[Begin DATASET EXTRACT]

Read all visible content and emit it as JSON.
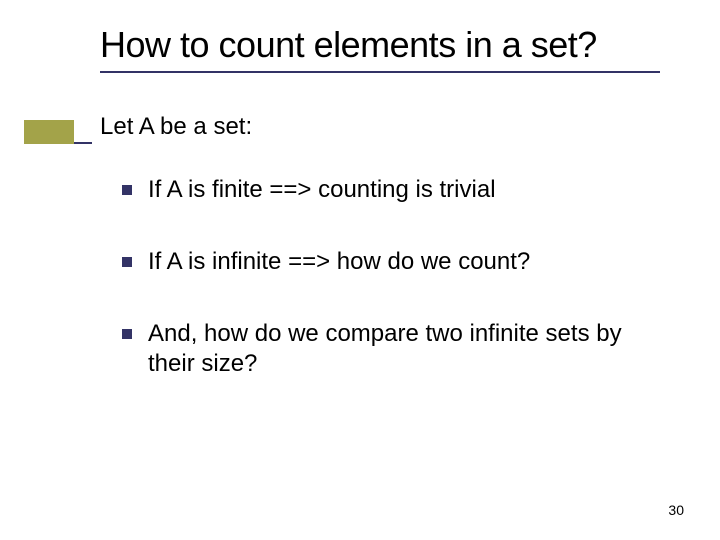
{
  "title": "How to count elements in a set?",
  "intro": "Let A be a set:",
  "bullets": [
    "If A is finite  ==> counting is trivial",
    "If A is infinite ==> how do we count?",
    "And, how do we compare two infinite sets by their size?"
  ],
  "pageNumber": "30"
}
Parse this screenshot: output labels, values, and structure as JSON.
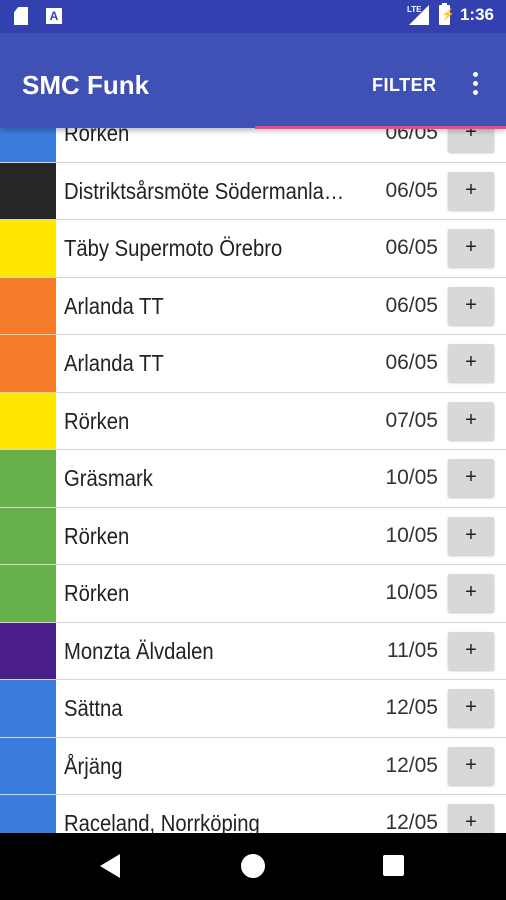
{
  "status_bar": {
    "time": "1:36",
    "network": "LTE",
    "icons": [
      "sd-card-icon",
      "app-notification-icon",
      "lte-signal-icon",
      "battery-charging-icon"
    ]
  },
  "app_bar": {
    "title": "SMC Funk",
    "filter_label": "FILTER",
    "overflow_icon": "more-vert-icon"
  },
  "events": [
    {
      "name": "Rörken",
      "date": "06/05",
      "color": "#3b7ddd"
    },
    {
      "name": "Distriktsårsmöte Södermanla…",
      "date": "06/05",
      "color": "#262626"
    },
    {
      "name": "Täby Supermoto Örebro",
      "date": "06/05",
      "color": "#ffe600"
    },
    {
      "name": "Arlanda TT",
      "date": "06/05",
      "color": "#f57c2b"
    },
    {
      "name": "Arlanda TT",
      "date": "06/05",
      "color": "#f57c2b"
    },
    {
      "name": "Rörken",
      "date": "07/05",
      "color": "#ffe600"
    },
    {
      "name": "Gräsmark",
      "date": "10/05",
      "color": "#66b04a"
    },
    {
      "name": "Rörken",
      "date": "10/05",
      "color": "#66b04a"
    },
    {
      "name": "Rörken",
      "date": "10/05",
      "color": "#66b04a"
    },
    {
      "name": "Monzta Älvdalen",
      "date": "11/05",
      "color": "#4a1f8c"
    },
    {
      "name": "Sättna",
      "date": "12/05",
      "color": "#3b7ddd"
    },
    {
      "name": "Årjäng",
      "date": "12/05",
      "color": "#3b7ddd"
    },
    {
      "name": "Raceland, Norrköping",
      "date": "12/05",
      "color": "#3b7ddd"
    }
  ],
  "add_label": "+",
  "colors": {
    "status_bar": "#3341b0",
    "app_bar": "#3f51b5",
    "tab_indicator": "#ec4a8b"
  }
}
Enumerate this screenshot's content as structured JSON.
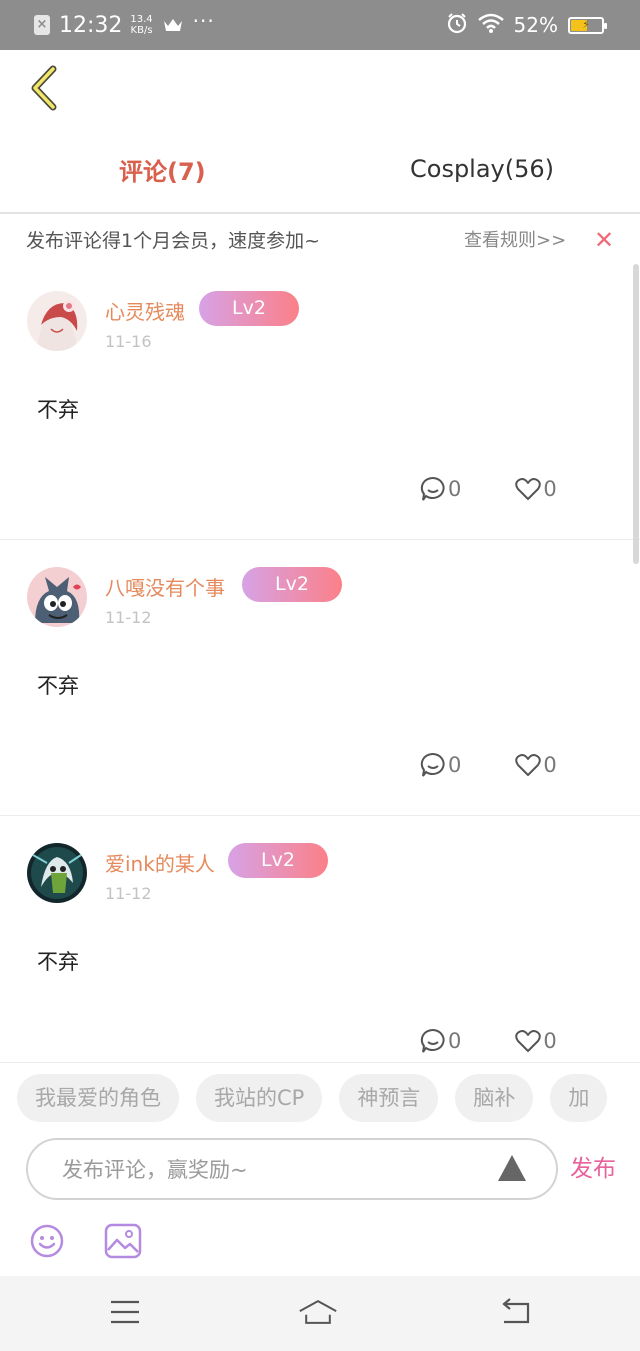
{
  "status_bar": {
    "time": "12:32",
    "speed_value": "13.4",
    "speed_unit": "KB/s",
    "dots": "···",
    "battery_percent": "52%",
    "battery_level": 0.52,
    "colors": {
      "background": "#8d8d8d",
      "battery_fill": "#f4c21a"
    }
  },
  "header": {
    "back_icon": "chevron-left-icon",
    "tabs": [
      {
        "label": "评论(7)",
        "active": true
      },
      {
        "label": "Cosplay(56)",
        "active": false
      }
    ],
    "active_color": "#d9604c"
  },
  "notice": {
    "text": "发布评论得1个月会员，速度参加~",
    "rules_link": "查看规则>>",
    "close_icon": "✕"
  },
  "comments": [
    {
      "username": "心灵残魂",
      "level": "Lv2",
      "date": "11-16",
      "content": "不弃",
      "reply_count": "0",
      "like_count": "0"
    },
    {
      "username": "八嘎没有个事",
      "level": "Lv2",
      "date": "11-12",
      "content": "不弃",
      "reply_count": "0",
      "like_count": "0"
    },
    {
      "username": "爱ink的某人",
      "level": "Lv2",
      "date": "11-12",
      "content": "不弃",
      "reply_count": "0",
      "like_count": "0"
    }
  ],
  "composer": {
    "chips": [
      "我最爱的角色",
      "我站的CP",
      "神预言",
      "脑补",
      "加"
    ],
    "placeholder": "发布评论，赢奖励~",
    "publish_label": "发布",
    "icons": [
      "emoji-icon",
      "image-icon",
      "send-arrow-icon"
    ],
    "accent_color": "#e8619a"
  },
  "nav_bar": {
    "icons": [
      "menu-icon",
      "home-icon",
      "back-nav-icon"
    ]
  }
}
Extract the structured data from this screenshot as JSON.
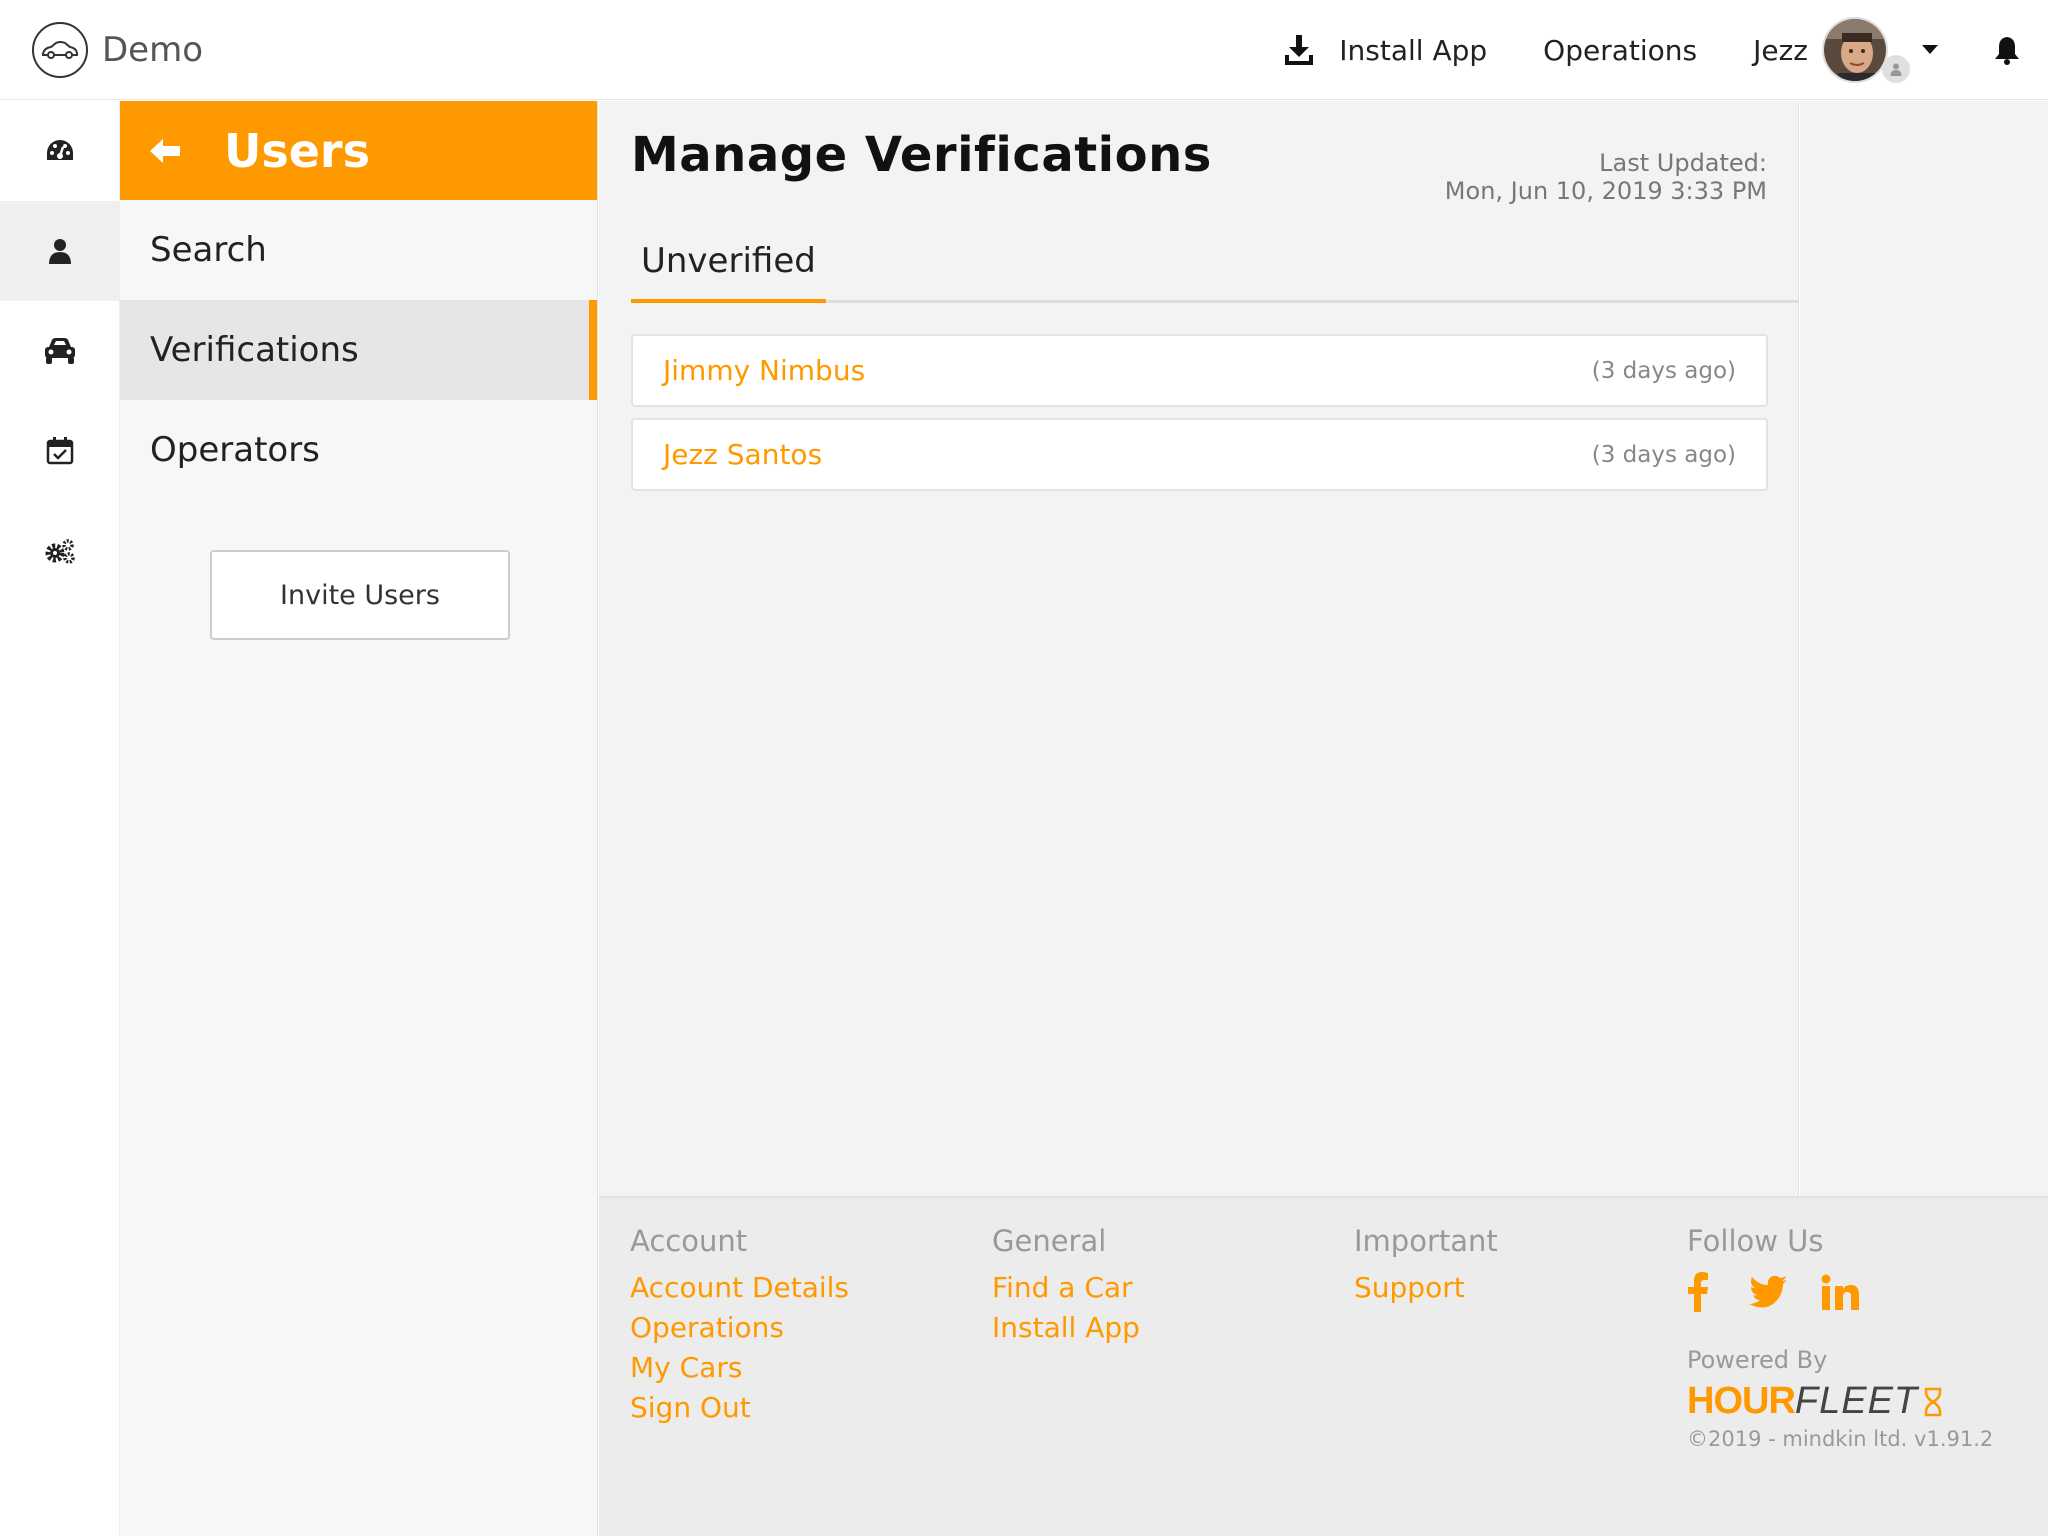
{
  "brand": {
    "name": "Demo",
    "logo_icon": "car-logo-icon"
  },
  "top_nav": {
    "install_label": "Install App",
    "operations_label": "Operations",
    "user_name": "Jezz"
  },
  "rail": {
    "items": [
      {
        "icon": "dashboard-icon",
        "active": false
      },
      {
        "icon": "user-icon",
        "active": true
      },
      {
        "icon": "car-icon",
        "active": false
      },
      {
        "icon": "calendar-check-icon",
        "active": false
      },
      {
        "icon": "gears-icon",
        "active": false
      }
    ]
  },
  "subnav": {
    "title": "Users",
    "items": [
      {
        "label": "Search",
        "active": false
      },
      {
        "label": "Verifications",
        "active": true
      },
      {
        "label": "Operators",
        "active": false
      }
    ],
    "invite_label": "Invite Users"
  },
  "main": {
    "title": "Manage Verifications",
    "last_updated_label": "Last Updated:",
    "last_updated_value": "Mon, Jun 10, 2019 3:33 PM",
    "tabs": [
      {
        "label": "Unverified",
        "active": true
      }
    ],
    "items": [
      {
        "name": "Jimmy Nimbus",
        "time": "(3 days ago)"
      },
      {
        "name": "Jezz Santos",
        "time": "(3 days ago)"
      }
    ]
  },
  "footer": {
    "account": {
      "heading": "Account",
      "links": [
        "Account Details",
        "Operations",
        "My Cars",
        "Sign Out"
      ]
    },
    "general": {
      "heading": "General",
      "links": [
        "Find a Car",
        "Install App"
      ]
    },
    "important": {
      "heading": "Important",
      "links": [
        "Support"
      ]
    },
    "follow": {
      "heading": "Follow Us"
    },
    "powered_by": "Powered By",
    "logo_hour": "HOUR",
    "logo_fleet": "FLEET",
    "copyright": "©2019 - mindkin ltd. v1.91.2"
  },
  "colors": {
    "accent": "#ff9900",
    "background": "#f3f3f3"
  }
}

[End DATASET EXTRACT]

→ DO THIS
Search the listing above for the string "heading". Copy every line that contains it.

→ SOLUTION TO THIS PROBLEM
      "heading": "Account",
      "heading": "General",
      "heading": "Important",
      "heading": "Follow Us"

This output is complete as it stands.